GIVEN INFORMATION
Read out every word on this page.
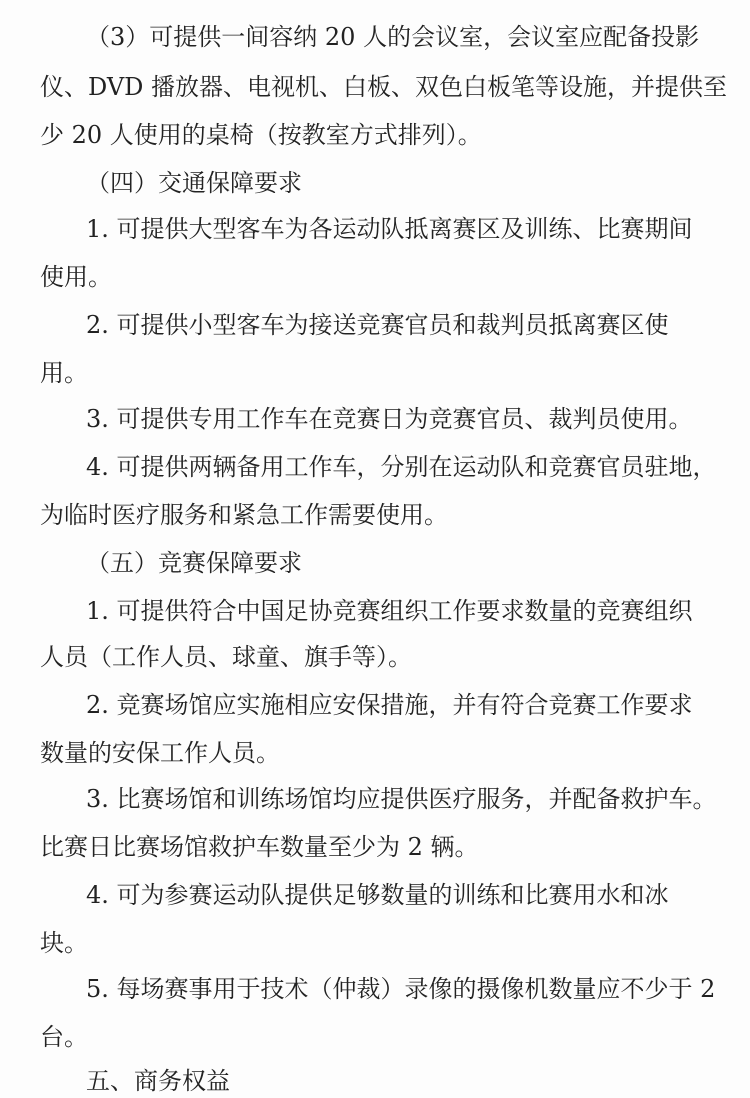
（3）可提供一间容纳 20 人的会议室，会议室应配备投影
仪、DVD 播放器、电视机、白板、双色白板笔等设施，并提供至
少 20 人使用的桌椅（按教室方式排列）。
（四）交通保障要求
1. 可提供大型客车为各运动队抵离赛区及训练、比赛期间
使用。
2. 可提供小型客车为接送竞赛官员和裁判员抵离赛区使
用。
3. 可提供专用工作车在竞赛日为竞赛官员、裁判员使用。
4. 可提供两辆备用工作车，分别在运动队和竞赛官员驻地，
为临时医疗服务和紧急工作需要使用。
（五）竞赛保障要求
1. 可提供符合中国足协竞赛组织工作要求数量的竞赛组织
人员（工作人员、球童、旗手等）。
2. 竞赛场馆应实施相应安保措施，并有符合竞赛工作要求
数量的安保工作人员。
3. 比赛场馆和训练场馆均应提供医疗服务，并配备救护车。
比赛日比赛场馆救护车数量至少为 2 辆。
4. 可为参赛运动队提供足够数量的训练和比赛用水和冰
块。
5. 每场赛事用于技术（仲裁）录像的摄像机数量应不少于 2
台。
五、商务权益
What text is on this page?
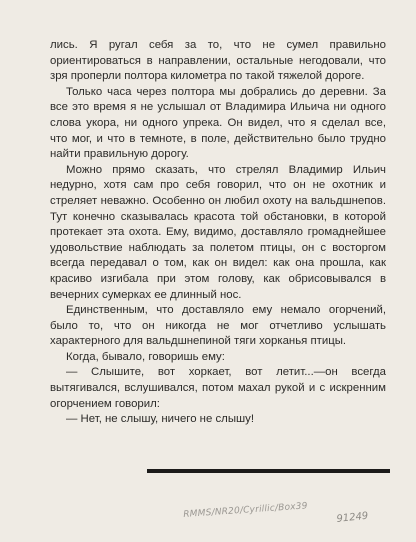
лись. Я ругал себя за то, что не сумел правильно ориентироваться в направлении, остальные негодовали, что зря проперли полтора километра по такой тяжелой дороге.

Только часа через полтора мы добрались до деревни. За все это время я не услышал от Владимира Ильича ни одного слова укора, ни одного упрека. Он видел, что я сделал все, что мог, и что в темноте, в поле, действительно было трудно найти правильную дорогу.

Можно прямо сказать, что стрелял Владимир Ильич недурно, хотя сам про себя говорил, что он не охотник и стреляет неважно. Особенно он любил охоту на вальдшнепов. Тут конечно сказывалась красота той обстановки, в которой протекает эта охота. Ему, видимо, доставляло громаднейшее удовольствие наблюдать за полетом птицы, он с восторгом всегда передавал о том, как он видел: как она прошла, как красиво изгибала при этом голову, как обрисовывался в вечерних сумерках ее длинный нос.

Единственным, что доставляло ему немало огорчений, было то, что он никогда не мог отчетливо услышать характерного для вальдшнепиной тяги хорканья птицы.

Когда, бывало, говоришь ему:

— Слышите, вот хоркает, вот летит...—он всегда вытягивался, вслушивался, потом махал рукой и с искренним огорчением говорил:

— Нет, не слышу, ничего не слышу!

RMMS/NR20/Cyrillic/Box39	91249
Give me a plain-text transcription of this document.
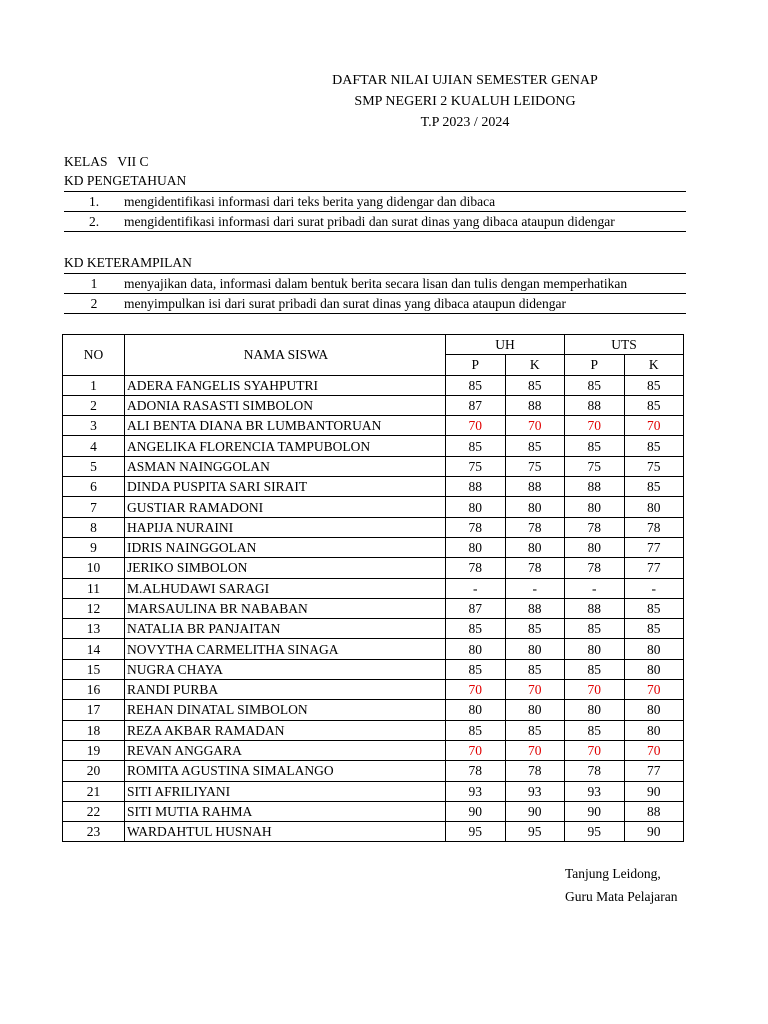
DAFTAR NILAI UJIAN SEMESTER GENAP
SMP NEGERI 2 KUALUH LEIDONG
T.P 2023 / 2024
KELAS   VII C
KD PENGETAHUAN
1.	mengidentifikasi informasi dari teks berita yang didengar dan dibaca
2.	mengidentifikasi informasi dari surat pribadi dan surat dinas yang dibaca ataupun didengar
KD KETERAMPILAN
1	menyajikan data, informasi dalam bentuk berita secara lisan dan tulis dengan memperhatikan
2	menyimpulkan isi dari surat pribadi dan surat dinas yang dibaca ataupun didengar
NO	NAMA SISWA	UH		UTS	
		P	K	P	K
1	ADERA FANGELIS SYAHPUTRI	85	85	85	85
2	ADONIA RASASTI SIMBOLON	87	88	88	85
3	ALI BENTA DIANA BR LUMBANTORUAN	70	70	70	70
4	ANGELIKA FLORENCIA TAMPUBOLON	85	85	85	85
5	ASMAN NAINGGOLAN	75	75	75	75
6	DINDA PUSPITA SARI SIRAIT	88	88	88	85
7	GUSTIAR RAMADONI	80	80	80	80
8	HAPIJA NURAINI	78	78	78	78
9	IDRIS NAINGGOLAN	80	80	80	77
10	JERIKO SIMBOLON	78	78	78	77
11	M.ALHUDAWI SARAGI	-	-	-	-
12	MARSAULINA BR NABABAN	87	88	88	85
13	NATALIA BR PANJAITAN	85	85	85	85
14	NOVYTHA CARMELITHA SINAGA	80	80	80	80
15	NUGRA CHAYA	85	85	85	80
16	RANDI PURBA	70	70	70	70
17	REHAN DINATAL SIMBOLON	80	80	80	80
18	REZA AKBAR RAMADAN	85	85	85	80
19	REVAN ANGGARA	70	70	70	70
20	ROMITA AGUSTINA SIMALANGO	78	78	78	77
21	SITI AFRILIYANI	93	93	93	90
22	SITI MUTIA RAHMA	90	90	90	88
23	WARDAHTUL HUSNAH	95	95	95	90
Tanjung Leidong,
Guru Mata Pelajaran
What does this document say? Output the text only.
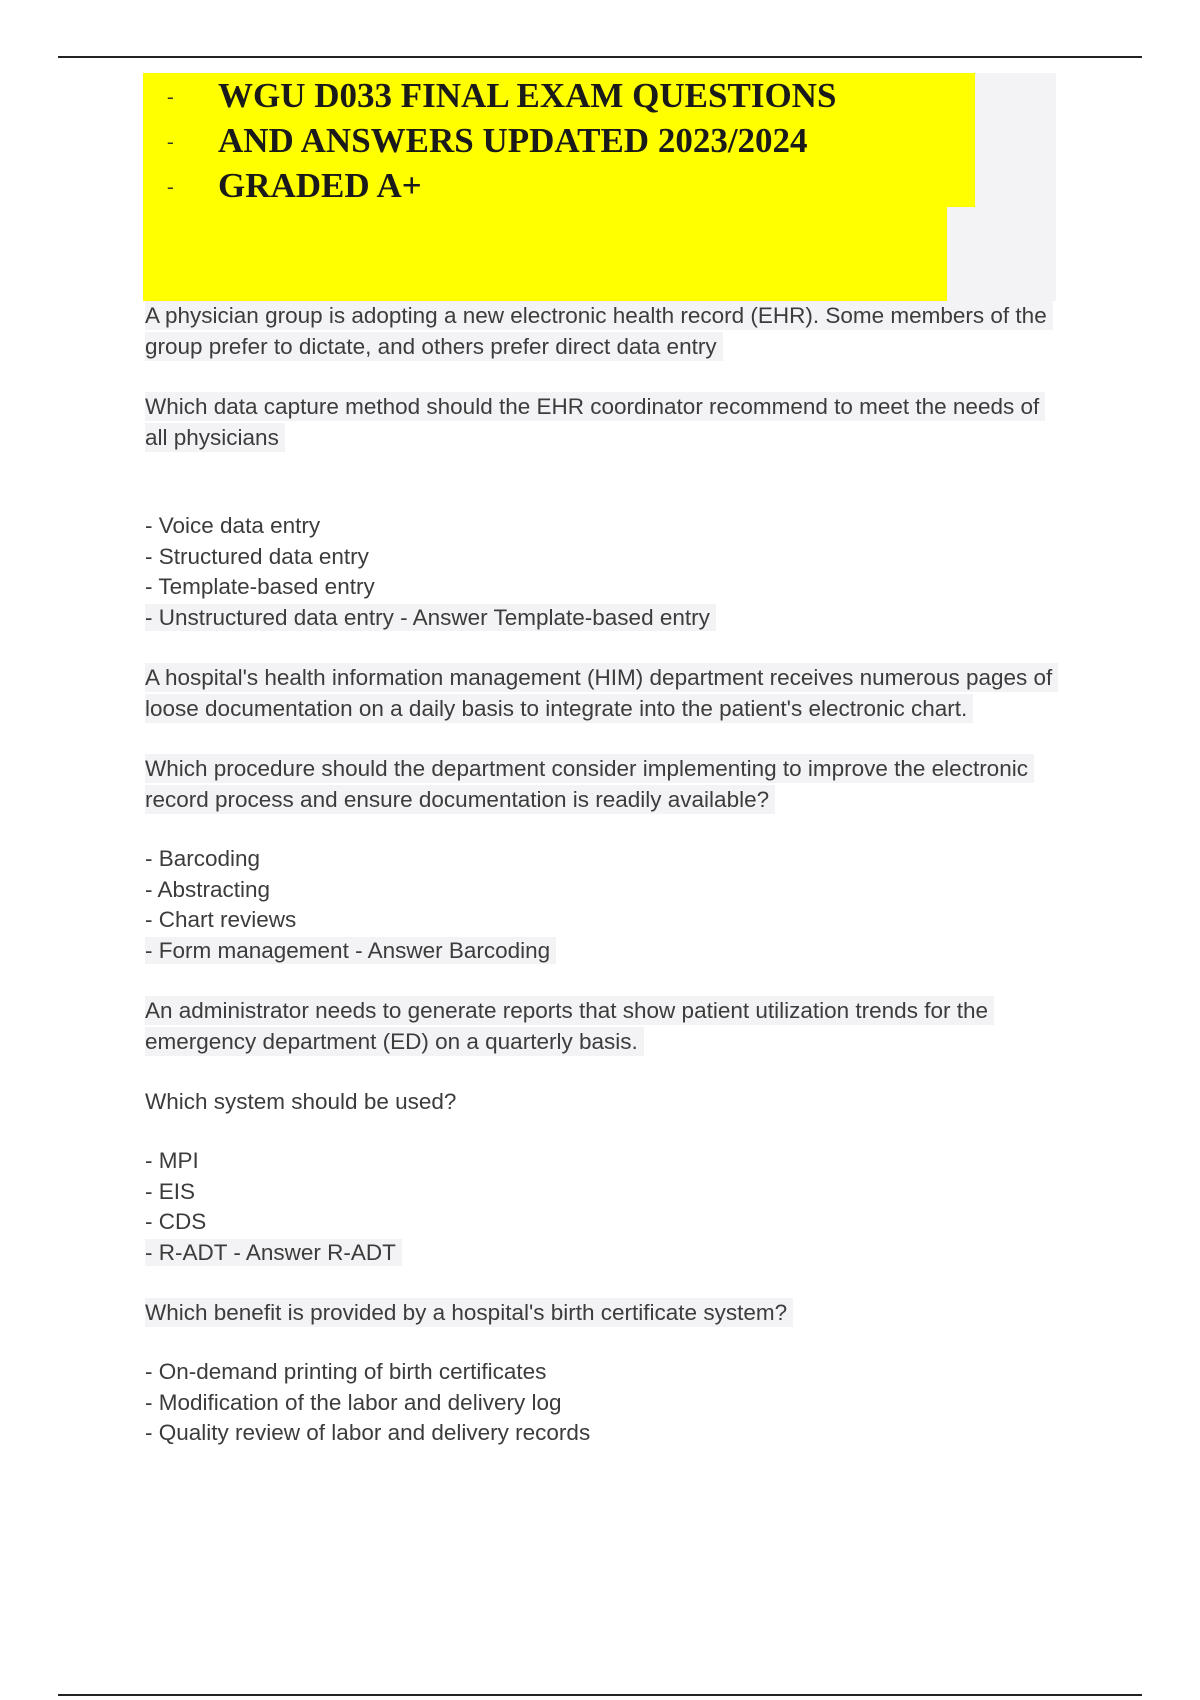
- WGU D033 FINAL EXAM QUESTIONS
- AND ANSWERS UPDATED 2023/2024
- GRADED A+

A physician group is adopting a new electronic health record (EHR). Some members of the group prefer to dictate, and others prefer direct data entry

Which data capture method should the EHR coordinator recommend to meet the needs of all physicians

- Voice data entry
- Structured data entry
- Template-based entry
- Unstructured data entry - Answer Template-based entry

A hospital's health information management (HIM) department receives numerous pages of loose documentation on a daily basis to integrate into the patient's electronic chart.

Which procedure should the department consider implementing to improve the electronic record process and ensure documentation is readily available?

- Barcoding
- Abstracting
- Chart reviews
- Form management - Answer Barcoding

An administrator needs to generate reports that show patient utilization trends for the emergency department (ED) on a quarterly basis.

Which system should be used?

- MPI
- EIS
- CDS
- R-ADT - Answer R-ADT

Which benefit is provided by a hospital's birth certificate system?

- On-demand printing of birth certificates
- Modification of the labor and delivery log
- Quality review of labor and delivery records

TASK PROMPT
All of the lines above should be retyped precisely, apart from the pictures.

RESULT OF THIS TASK
Read out every word on this page.
（3）可提供一间容纳 20 人的会议室，会议室应配备投影
仪、DVD 播放器、电视机、白板、双色白板笔等设施，并提供至
少 20 人使用的桌椅（按教室方式排列）。
（四）交通保障要求
1. 可提供大型客车为各运动队抵离赛区及训练、比赛期间
使用。
2. 可提供小型客车为接送竞赛官员和裁判员抵离赛区使
用。
3. 可提供专用工作车在竞赛日为竞赛官员、裁判员使用。
4. 可提供两辆备用工作车，分别在运动队和竞赛官员驻地，
为临时医疗服务和紧急工作需要使用。
（五）竞赛保障要求
1. 可提供符合中国足协竞赛组织工作要求数量的竞赛组织
人员（工作人员、球童、旗手等）。
2. 竞赛场馆应实施相应安保措施，并有符合竞赛工作要求
数量的安保工作人员。
3. 比赛场馆和训练场馆均应提供医疗服务，并配备救护车。
比赛日比赛场馆救护车数量至少为 2 辆。
4. 可为参赛运动队提供足够数量的训练和比赛用水和冰
块。
5. 每场赛事用于技术（仲裁）录像的摄像机数量应不少于 2
台。
五、商务权益
What text is on this page?
лись. Я ругал себя за то, что не сумел правильно ориентироваться в направлении, остальные негодовали, что зря проперли полтора километра по такой тяжелой дороге.

Только часа через полтора мы добрались до деревни. За все это время я не услышал от Владимира Ильича ни одного слова укора, ни одного упрека. Он видел, что я сделал все, что мог, и что в темноте, в поле, действительно было трудно найти правильную дорогу.

Можно прямо сказать, что стрелял Владимир Ильич недурно, хотя сам про себя говорил, что он не охотник и стреляет неважно. Особенно он любил охоту на вальдшнепов. Тут конечно сказывалась красота той обстановки, в которой протекает эта охота. Ему, видимо, доставляло громаднейшее удовольствие наблюдать за полетом птицы, он с восторгом всегда передавал о том, как он видел: как она прошла, как красиво изгибала при этом голову, как обрисовывался в вечерних сумерках ее длинный нос.

Единственным, что доставляло ему немало огорчений, было то, что он никогда не мог отчетливо услышать характерного для вальдшнепиной тяги хорканья птицы.

Когда, бывало, говоришь ему:

— Слышите, вот хоркает, вот летит...—он всегда вытягивался, вслушивался, потом махал рукой и с искренним огорчением говорил:

— Нет, не слышу, ничего не слышу!

RMMS/NR20/Cyrillic/Box39	91249
Give me a plain-text transcription of this document.
DAFTAR NILAI UJIAN SEMESTER GENAP
SMP NEGERI 2 KUALUH LEIDONG
T.P 2023 / 2024
KELAS   VII C
KD PENGETAHUAN
1.	mengidentifikasi informasi dari teks berita yang didengar dan dibaca
2.	mengidentifikasi informasi dari surat pribadi dan surat dinas yang dibaca ataupun didengar
KD KETERAMPILAN
1	menyajikan data, informasi dalam bentuk berita secara lisan dan tulis dengan memperhatikan
2	menyimpulkan isi dari surat pribadi dan surat dinas yang dibaca ataupun didengar
NO	NAMA SISWA	UH		UTS	
		P	K	P	K
1	ADERA FANGELIS SYAHPUTRI	85	85	85	85
2	ADONIA RASASTI SIMBOLON	87	88	88	85
3	ALI BENTA DIANA BR LUMBANTORUAN	70	70	70	70
4	ANGELIKA FLORENCIA TAMPUBOLON	85	85	85	85
5	ASMAN NAINGGOLAN	75	75	75	75
6	DINDA PUSPITA SARI SIRAIT	88	88	88	85
7	GUSTIAR RAMADONI	80	80	80	80
8	HAPIJA NURAINI	78	78	78	78
9	IDRIS NAINGGOLAN	80	80	80	77
10	JERIKO SIMBOLON	78	78	78	77
11	M.ALHUDAWI SARAGI	-	-	-	-
12	MARSAULINA BR NABABAN	87	88	88	85
13	NATALIA BR PANJAITAN	85	85	85	85
14	NOVYTHA CARMELITHA SINAGA	80	80	80	80
15	NUGRA CHAYA	85	85	85	80
16	RANDI PURBA	70	70	70	70
17	REHAN DINATAL SIMBOLON	80	80	80	80
18	REZA AKBAR RAMADAN	85	85	85	80
19	REVAN ANGGARA	70	70	70	70
20	ROMITA AGUSTINA SIMALANGO	78	78	78	77
21	SITI AFRILIYANI	93	93	93	90
22	SITI MUTIA RAHMA	90	90	90	88
23	WARDAHTUL HUSNAH	95	95	95	90
Tanjung Leidong,
Guru Mata Pelajaran
What does this document say? Output the text only.
- WGU D033 FINAL EXAM QUESTIONS
- AND ANSWERS UPDATED 2023/2024
- GRADED A+

A physician group is adopting a new electronic health record (EHR). Some members of the group prefer to dictate, and others prefer direct data entry

Which data capture method should the EHR coordinator recommend to meet the needs of all physicians

- Voice data entry
- Structured data entry
- Template-based entry
- Unstructured data entry - Answer Template-based entry

A hospital's health information management (HIM) department receives numerous pages of loose documentation on a daily basis to integrate into the patient's electronic chart.

Which procedure should the department consider implementing to improve the electronic record process and ensure documentation is readily available?

- Barcoding
- Abstracting
- Chart reviews
- Form management - Answer Barcoding

An administrator needs to generate reports that show patient utilization trends for the emergency department (ED) on a quarterly basis.

Which system should be used?

- MPI
- EIS
- CDS
- R-ADT - Answer R-ADT

Which benefit is provided by a hospital's birth certificate system?

- On-demand printing of birth certificates
- Modification of the labor and delivery log
- Quality review of labor and delivery records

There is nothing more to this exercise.